* Task statement
Will you print the material below without altering a single character?

* Records
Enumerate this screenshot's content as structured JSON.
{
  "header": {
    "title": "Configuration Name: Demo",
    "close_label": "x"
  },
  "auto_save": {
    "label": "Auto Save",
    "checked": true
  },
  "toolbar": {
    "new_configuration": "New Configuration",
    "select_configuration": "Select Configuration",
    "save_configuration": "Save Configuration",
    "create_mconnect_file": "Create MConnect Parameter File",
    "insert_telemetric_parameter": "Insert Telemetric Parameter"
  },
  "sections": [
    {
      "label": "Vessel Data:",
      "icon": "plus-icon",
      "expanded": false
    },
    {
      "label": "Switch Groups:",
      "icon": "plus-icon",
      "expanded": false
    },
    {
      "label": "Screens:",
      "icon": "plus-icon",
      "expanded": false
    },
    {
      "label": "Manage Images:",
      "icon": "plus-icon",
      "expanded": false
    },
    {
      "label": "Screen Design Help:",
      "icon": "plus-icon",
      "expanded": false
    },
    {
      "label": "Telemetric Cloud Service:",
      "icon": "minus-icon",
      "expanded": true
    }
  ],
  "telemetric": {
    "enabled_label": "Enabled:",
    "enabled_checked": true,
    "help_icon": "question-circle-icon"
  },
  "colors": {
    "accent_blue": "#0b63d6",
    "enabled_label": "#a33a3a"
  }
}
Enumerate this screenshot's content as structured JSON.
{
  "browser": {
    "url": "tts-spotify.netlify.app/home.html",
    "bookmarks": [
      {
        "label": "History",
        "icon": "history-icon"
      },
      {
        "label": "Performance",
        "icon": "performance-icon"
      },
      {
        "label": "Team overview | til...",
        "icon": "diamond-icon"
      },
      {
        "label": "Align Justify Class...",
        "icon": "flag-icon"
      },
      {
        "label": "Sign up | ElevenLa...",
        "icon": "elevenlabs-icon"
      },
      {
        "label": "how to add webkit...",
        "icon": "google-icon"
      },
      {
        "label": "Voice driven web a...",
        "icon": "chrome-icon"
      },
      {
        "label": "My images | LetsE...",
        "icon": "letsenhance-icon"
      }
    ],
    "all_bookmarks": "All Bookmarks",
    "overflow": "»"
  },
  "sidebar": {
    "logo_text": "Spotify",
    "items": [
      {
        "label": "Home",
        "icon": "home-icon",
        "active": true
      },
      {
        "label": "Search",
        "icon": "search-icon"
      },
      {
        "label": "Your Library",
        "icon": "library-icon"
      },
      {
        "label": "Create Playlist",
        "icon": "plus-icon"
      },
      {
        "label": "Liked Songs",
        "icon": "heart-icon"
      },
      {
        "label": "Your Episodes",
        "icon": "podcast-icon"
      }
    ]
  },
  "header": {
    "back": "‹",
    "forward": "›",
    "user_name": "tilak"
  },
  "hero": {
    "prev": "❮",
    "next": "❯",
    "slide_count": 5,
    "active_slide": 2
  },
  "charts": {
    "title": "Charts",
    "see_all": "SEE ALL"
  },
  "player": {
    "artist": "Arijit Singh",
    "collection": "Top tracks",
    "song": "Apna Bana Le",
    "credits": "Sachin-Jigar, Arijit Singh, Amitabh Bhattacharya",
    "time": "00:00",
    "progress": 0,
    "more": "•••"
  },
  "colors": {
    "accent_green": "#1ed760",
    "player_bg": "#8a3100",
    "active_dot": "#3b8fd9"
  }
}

* The reply
Enumerate this screenshot's content as structured JSON.
{
  "header": {
    "title": "Configuration Name: Demo",
    "close_label": "x"
  },
  "auto_save": {
    "label": "Auto Save",
    "checked": true
  },
  "toolbar": {
    "new_configuration": "New Configuration",
    "select_configuration": "Select Configuration",
    "save_configuration": "Save Configuration",
    "create_mconnect_file": "Create MConnect Parameter File",
    "insert_telemetric_parameter": "Insert Telemetric Parameter"
  },
  "sections": [
    {
      "label": "Vessel Data:",
      "icon": "plus-icon",
      "expanded": false
    },
    {
      "label": "Switch Groups:",
      "icon": "plus-icon",
      "expanded": false
    },
    {
      "label": "Screens:",
      "icon": "plus-icon",
      "expanded": false
    },
    {
      "label": "Manage Images:",
      "icon": "plus-icon",
      "expanded": false
    },
    {
      "label": "Screen Design Help:",
      "icon": "plus-icon",
      "expanded": false
    },
    {
      "label": "Telemetric Cloud Service:",
      "icon": "minus-icon",
      "expanded": true
    }
  ],
  "telemetric": {
    "enabled_label": "Enabled:",
    "enabled_checked": true,
    "help_icon": "question-circle-icon"
  },
  "colors": {
    "accent_blue": "#0b63d6",
    "enabled_label": "#a33a3a"
  }
}
Enumerate this screenshot's content as structured JSON.
{
  "browser": {
    "url": "tts-spotify.netlify.app/home.html",
    "bookmarks": [
      {
        "label": "History",
        "icon": "history-icon"
      },
      {
        "label": "Performance",
        "icon": "performance-icon"
      },
      {
        "label": "Team overview | til...",
        "icon": "diamond-icon"
      },
      {
        "label": "Align Justify Class...",
        "icon": "flag-icon"
      },
      {
        "label": "Sign up | ElevenLa...",
        "icon": "elevenlabs-icon"
      },
      {
        "label": "how to add webkit...",
        "icon": "google-icon"
      },
      {
        "label": "Voice driven web a...",
        "icon": "chrome-icon"
      },
      {
        "label": "My images | LetsE...",
        "icon": "letsenhance-icon"
      }
    ],
    "all_bookmarks": "All Bookmarks",
    "overflow": "»"
  },
  "sidebar": {
    "logo_text": "Spotify",
    "items": [
      {
        "label": "Home",
        "icon": "home-icon",
        "active": true
      },
      {
        "label": "Search",
        "icon": "search-icon"
      },
      {
        "label": "Your Library",
        "icon": "library-icon"
      },
      {
        "label": "Create Playlist",
        "icon": "plus-icon"
      },
      {
        "label": "Liked Songs",
        "icon": "heart-icon"
      },
      {
        "label": "Your Episodes",
        "icon": "podcast-icon"
      }
    ]
  },
  "header": {
    "back": "‹",
    "forward": "›",
    "user_name": "tilak"
  },
  "hero": {
    "prev": "❮",
    "next": "❯",
    "slide_count": 5,
    "active_slide": 2
  },
  "charts": {
    "title": "Charts",
    "see_all": "SEE ALL"
  },
  "player": {
    "artist": "Arijit Singh",
    "collection": "Top tracks",
    "song": "Apna Bana Le",
    "credits": "Sachin-Jigar, Arijit Singh, Amitabh Bhattacharya",
    "time": "00:00",
    "progress": 0,
    "more": "•••"
  },
  "colors": {
    "accent_green": "#1ed760",
    "player_bg": "#8a3100",
    "active_dot": "#3b8fd9"
  }
}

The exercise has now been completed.